* [TASK REQUIREMENTS]: What follows are records. Restate all of them word for word.

Data listing
--------------------
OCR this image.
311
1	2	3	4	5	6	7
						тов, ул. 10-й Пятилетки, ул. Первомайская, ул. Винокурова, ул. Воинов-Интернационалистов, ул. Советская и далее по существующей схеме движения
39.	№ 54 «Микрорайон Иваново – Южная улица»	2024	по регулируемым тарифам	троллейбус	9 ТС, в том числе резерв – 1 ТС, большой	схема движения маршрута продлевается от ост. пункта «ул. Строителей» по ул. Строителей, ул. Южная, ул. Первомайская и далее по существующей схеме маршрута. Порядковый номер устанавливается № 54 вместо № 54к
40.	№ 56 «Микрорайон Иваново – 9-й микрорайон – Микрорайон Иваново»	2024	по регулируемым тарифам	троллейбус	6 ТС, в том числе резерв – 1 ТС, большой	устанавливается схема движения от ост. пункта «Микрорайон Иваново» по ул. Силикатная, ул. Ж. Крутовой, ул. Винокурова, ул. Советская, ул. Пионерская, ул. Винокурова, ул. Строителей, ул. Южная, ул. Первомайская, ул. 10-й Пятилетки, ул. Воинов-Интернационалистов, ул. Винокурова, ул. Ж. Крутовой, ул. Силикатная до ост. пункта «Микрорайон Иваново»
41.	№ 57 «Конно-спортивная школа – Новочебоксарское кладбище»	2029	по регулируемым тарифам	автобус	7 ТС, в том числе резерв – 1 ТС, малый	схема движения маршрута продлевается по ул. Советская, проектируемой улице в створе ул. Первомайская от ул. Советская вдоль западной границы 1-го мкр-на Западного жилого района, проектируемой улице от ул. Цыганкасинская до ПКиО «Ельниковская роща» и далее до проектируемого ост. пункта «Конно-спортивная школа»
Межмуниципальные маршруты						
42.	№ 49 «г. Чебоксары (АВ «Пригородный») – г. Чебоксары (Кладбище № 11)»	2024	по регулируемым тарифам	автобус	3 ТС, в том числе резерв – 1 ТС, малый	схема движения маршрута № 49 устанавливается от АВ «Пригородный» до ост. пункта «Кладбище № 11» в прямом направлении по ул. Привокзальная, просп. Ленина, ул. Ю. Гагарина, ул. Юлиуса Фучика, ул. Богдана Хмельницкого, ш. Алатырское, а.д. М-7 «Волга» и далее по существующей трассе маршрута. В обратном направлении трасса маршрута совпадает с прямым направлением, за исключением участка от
--------------------
* [FULL OUTPUT]:
OCR this image.
311
1	2	3	4	5	6	7
						тов, ул. 10-й Пятилетки, ул. Первомайская, ул. Винокурова, ул. Воинов-Интернационалистов, ул. Советская и далее по существующей схеме движения
39.	№ 54 «Микрорайон Иваново – Южная улица»	2024	по регулируемым тарифам	троллейбус	9 ТС, в том числе резерв – 1 ТС, большой	схема движения маршрута продлевается от ост. пункта «ул. Строителей» по ул. Строителей, ул. Южная, ул. Первомайская и далее по существующей схеме маршрута. Порядковый номер устанавливается № 54 вместо № 54к
40.	№ 56 «Микрорайон Иваново – 9-й микрорайон – Микрорайон Иваново»	2024	по регулируемым тарифам	троллейбус	6 ТС, в том числе резерв – 1 ТС, большой	устанавливается схема движения от ост. пункта «Микрорайон Иваново» по ул. Силикатная, ул. Ж. Крутовой, ул. Винокурова, ул. Советская, ул. Пионерская, ул. Винокурова, ул. Строителей, ул. Южная, ул. Первомайская, ул. 10-й Пятилетки, ул. Воинов-Интернационалистов, ул. Винокурова, ул. Ж. Крутовой, ул. Силикатная до ост. пункта «Микрорайон Иваново»
41.	№ 57 «Конно-спортивная школа – Новочебоксарское кладбище»	2029	по регулируемым тарифам	автобус	7 ТС, в том числе резерв – 1 ТС, малый	схема движения маршрута продлевается по ул. Советская, проектируемой улице в створе ул. Первомайская от ул. Советская вдоль западной границы 1-го мкр-на Западного жилого района, проектируемой улице от ул. Цыганкасинская до ПКиО «Ельниковская роща» и далее до проектируемого ост. пункта «Конно-спортивная школа»
Межмуниципальные маршруты						
42.	№ 49 «г. Чебоксары (АВ «Пригородный») – г. Чебоксары (Кладбище № 11)»	2024	по регулируемым тарифам	автобус	3 ТС, в том числе резерв – 1 ТС, малый	схема движения маршрута № 49 устанавливается от АВ «Пригородный» до ост. пункта «Кладбище № 11» в прямом направлении по ул. Привокзальная, просп. Ленина, ул. Ю. Гагарина, ул. Юлиуса Фучика, ул. Богдана Хмельницкого, ш. Алатырское, а.д. М-7 «Волга» и далее по существующей трассе маршрута. В обратном направлении трасса маршрута совпадает с прямым направлением, за исключением участка от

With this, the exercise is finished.